よもやよもやまたもやよもや

今年もまたもや、である。
結婚記念日をきれいに忘れていた。少し前に「いい夫婦の日ですね」とテレビで言っていたのを聞いた時はもうすぐだな、と思って覚えていたのだがその後は全く気が付かずであった。夕方、夫に言われておおそうだった、と思ったものの今日の日付も間違って認識しており、バツが悪いことといったらなかった。

お祝いなどなんの用意もしていない上に疲れ気味だった私はちょうどよかったとばかりに今日の弦楽レッスンの後、デパートの地下で購入したお惣菜とモロゾフの量り売りのクッキーを夕食に出して「はい、結婚記念日のお祝い」と言ってお茶を濁した。ついでに塾帰りの息子の夜食のきしめんのツユに牛肉を入れて、「はい、結婚記念日豪華きしめん」と出し、みんなでそれをすすったのが2時間ほど前。なんとも非特別な結婚記念日であった。

## データ欄:

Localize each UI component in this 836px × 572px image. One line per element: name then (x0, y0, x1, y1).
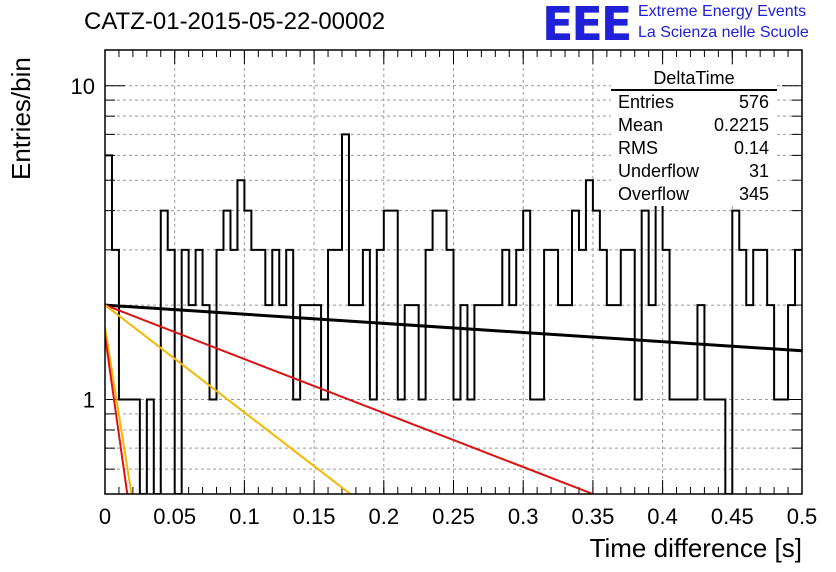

## 課題 1:
結婚記念日の文章をもとに、次の問いに答えてください。
(a) 筆者が記念日はもうすぐだと思ったのは、テレビで何と言っているのを聞いた時ですか。
(b) 夕食に出したクッキーは、どこの何というクッキーですか。
(c) 息子の夜食のきしめんのツユには何を入れましたか。
## 課題 2:
結婚記念日の文章のうち、「今年もまたもや、である。」から「非特別な結婚記念日であった。」までの部分を一字一句変えずに返してください。
## 課題 3:
結婚記念日の文章で「」に囲まれて示されている言葉を、出てくる順にすべて挙げてください。

## 正解 1:
(a) 「いい夫婦の日ですね」
(b) モロゾフの量り売りのクッキー
(c) 牛肉

## 正解 2:
今年もまたもや、である。
結婚記念日をきれいに忘れていた。少し前に「いい夫婦の日ですね」とテレビで言っていたのを聞いた時はもうすぐだな、と思って覚えていたのだがその後は全く気が付かずであった。夕方、夫に言われておおそうだった、と思ったものの今日の日付も間違って認識しており、バツが悪いことといったらなかった。

お祝いなどなんの用意もしていない上に疲れ気味だった私はちょうどよかったとばかりに今日の弦楽レッスンの後、デパートの地下で購入したお惣菜とモロゾフの量り売りのクッキーを夕食に出して「はい、結婚記念日のお祝い」と言ってお茶を濁した。ついでに塾帰りの息子の夜食のきしめんのツユに牛肉を入れて、「はい、結婚記念日豪華きしめん」と出し、みんなでそれをすすったのが2時間ほど前。なんとも非特別な結婚記念日であった。

## 正解 3:
「いい夫婦の日ですね」
「はい、結婚記念日のお祝い」
「はい、結婚記念日豪華きしめん」